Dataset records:
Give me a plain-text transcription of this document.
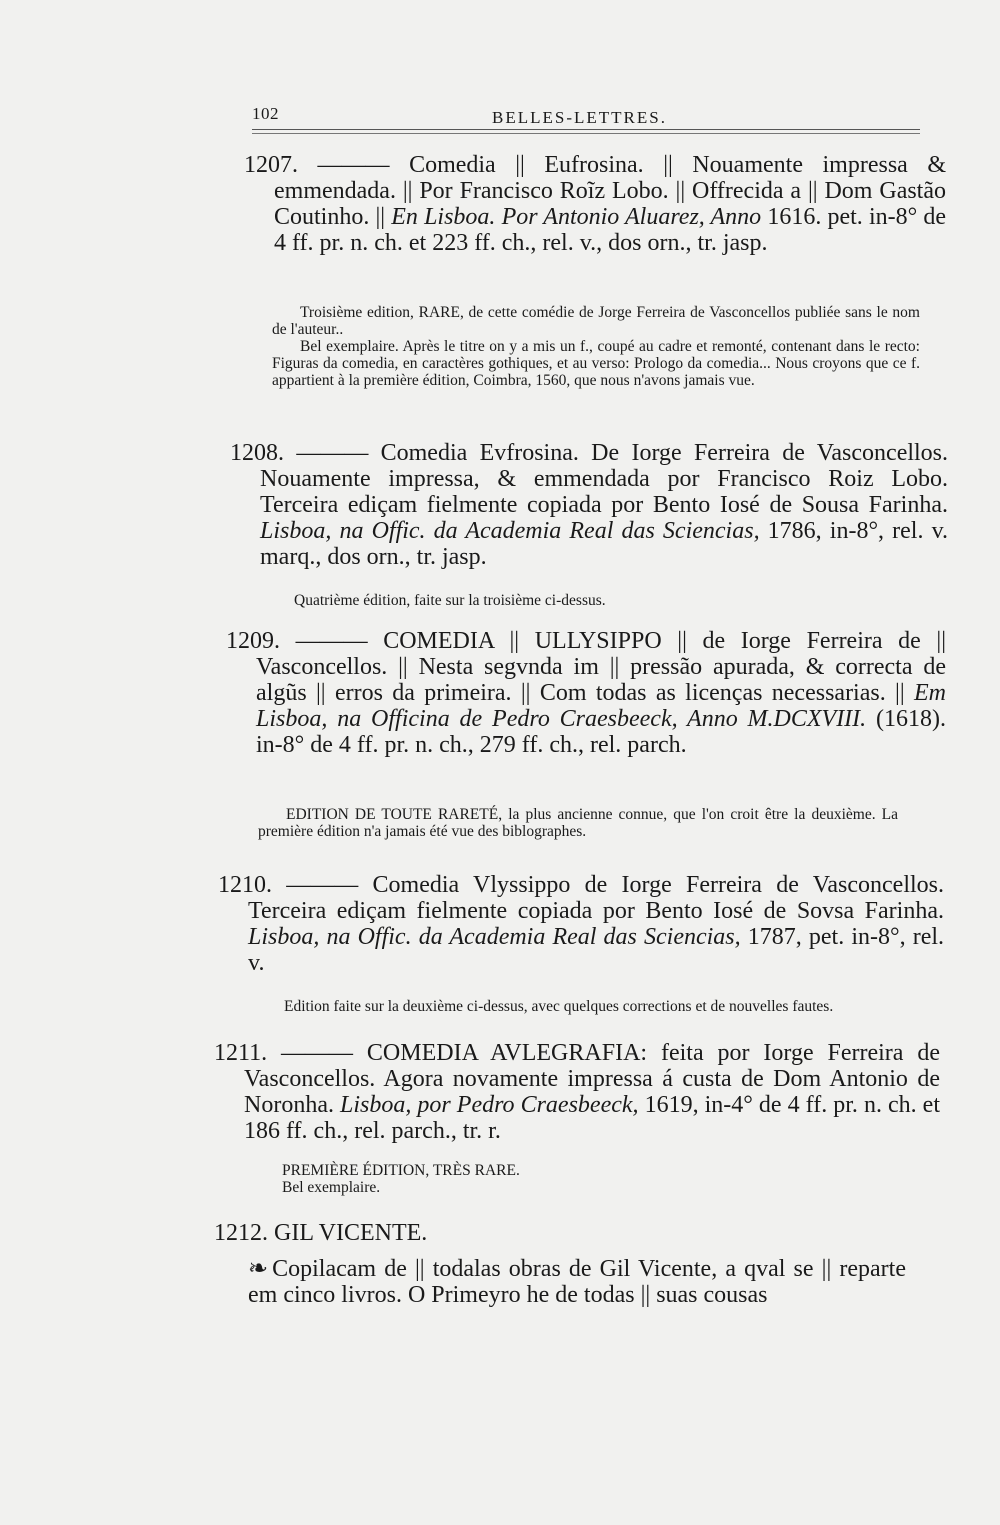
102	BELLES-LETTRES.
1207. ——— Comedia || Eufrosina. || Nouamente impressa & emmendada. || Por Francisco Roĩz Lobo. || Offrecida a || Dom Gastão Coutinho. || En Lisboa. Por Antonio Aluarez, Anno 1616. pet. in-8° de 4 ff. pr. n. ch. et 223 ff. ch., rel. v., dos orn., tr. jasp.
Troisième edition, RARE, de cette comédie de Jorge Ferreira de Vasconcellos publiée sans le nom de l'auteur..
Bel exemplaire. Après le titre on y a mis un f., coupé au cadre et remonté, contenant dans le recto: Figuras da comedia, en caractères gothiques, et au verso: Prologo da comedia... Nous croyons que ce f. appartient à la première édition, Coimbra, 1560, que nous n'avons jamais vue.
1208. ——— Comedia Evfrosina. De Iorge Ferreira de Vasconcellos. Nouamente impressa, & emmendada por Francisco Roiz Lobo. Terceira ediçam fielmente copiada por Bento Iosé de Sousa Farinha. Lisboa, na Offic. da Academia Real das Sciencias, 1786, in-8°, rel. v. marq., dos orn., tr. jasp.
Quatrième édition, faite sur la troisième ci-dessus.
1209. ——— COMEDIA || ULLYSIPPO || de Iorge Ferreira de || Vasconcellos. || Nesta segvnda im || pressão apurada, & correcta de algũs || erros da primeira. || Com todas as licenças necessarias. || Em Lisboa, na Officina de Pedro Craesbeeck, Anno M.DCXVIII. (1618). in-8° de 4 ff. pr. n. ch., 279 ff. ch., rel. parch.
EDITION DE TOUTE RARETÉ, la plus ancienne connue, que l'on croit être la deuxième. La première édition n'a jamais été vue des biblographes.
1210. ——— Comedia Vlyssippo de Iorge Ferreira de Vasconcellos. Terceira ediçam fielmente copiada por Bento Iosé de Sovsa Farinha. Lisboa, na Offic. da Academia Real das Sciencias, 1787, pet. in-8°, rel. v.
Edition faite sur la deuxième ci-dessus, avec quelques corrections et de nouvelles fautes.
1211. ——— COMEDIA AVLEGRAFIA: feita por Iorge Ferreira de Vasconcellos. Agora novamente impressa á custa de Dom Antonio de Noronha. Lisboa, por Pedro Craesbeeck, 1619, in-4° de 4 ff. pr. n. ch. et 186 ff. ch., rel. parch., tr. r.
PREMIÈRE ÉDITION, TRÈS RARE.
Bel exemplaire.
1212. GIL VICENTE.
❧ Copilacam de || todalas obras de Gil Vicente, a qval se || reparte em cinco livros. O Primeyro he de todas || suas cousas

SET EXERCISE. Write out all the records again, exactly, minus any pictures.

ANSWER TO THIS PROBLEM.
Give me a plain-text transcription of this document.
102	BELLES-LETTRES.
1207. ——— Comedia || Eufrosina. || Nouamente impressa & emmendada. || Por Francisco Roĩz Lobo. || Offrecida a || Dom Gastão Coutinho. || En Lisboa. Por Antonio Aluarez, Anno 1616. pet. in-8° de 4 ff. pr. n. ch. et 223 ff. ch., rel. v., dos orn., tr. jasp.
Troisième edition, RARE, de cette comédie de Jorge Ferreira de Vasconcellos publiée sans le nom de l'auteur..
Bel exemplaire. Après le titre on y a mis un f., coupé au cadre et remonté, contenant dans le recto: Figuras da comedia, en caractères gothiques, et au verso: Prologo da comedia... Nous croyons que ce f. appartient à la première édition, Coimbra, 1560, que nous n'avons jamais vue.
1208. ——— Comedia Evfrosina. De Iorge Ferreira de Vasconcellos. Nouamente impressa, & emmendada por Francisco Roiz Lobo. Terceira ediçam fielmente copiada por Bento Iosé de Sousa Farinha. Lisboa, na Offic. da Academia Real das Sciencias, 1786, in-8°, rel. v. marq., dos orn., tr. jasp.
Quatrième édition, faite sur la troisième ci-dessus.
1209. ——— COMEDIA || ULLYSIPPO || de Iorge Ferreira de || Vasconcellos. || Nesta segvnda im || pressão apurada, & correcta de algũs || erros da primeira. || Com todas as licenças necessarias. || Em Lisboa, na Officina de Pedro Craesbeeck, Anno M.DCXVIII. (1618). in-8° de 4 ff. pr. n. ch., 279 ff. ch., rel. parch.
EDITION DE TOUTE RARETÉ, la plus ancienne connue, que l'on croit être la deuxième. La première édition n'a jamais été vue des biblographes.
1210. ——— Comedia Vlyssippo de Iorge Ferreira de Vasconcellos. Terceira ediçam fielmente copiada por Bento Iosé de Sovsa Farinha. Lisboa, na Offic. da Academia Real das Sciencias, 1787, pet. in-8°, rel. v.
Edition faite sur la deuxième ci-dessus, avec quelques corrections et de nouvelles fautes.
1211. ——— COMEDIA AVLEGRAFIA: feita por Iorge Ferreira de Vasconcellos. Agora novamente impressa á custa de Dom Antonio de Noronha. Lisboa, por Pedro Craesbeeck, 1619, in-4° de 4 ff. pr. n. ch. et 186 ff. ch., rel. parch., tr. r.
PREMIÈRE ÉDITION, TRÈS RARE.
Bel exemplaire.
1212. GIL VICENTE.
❧ Copilacam de || todalas obras de Gil Vicente, a qval se || reparte em cinco livros. O Primeyro he de todas || suas cousas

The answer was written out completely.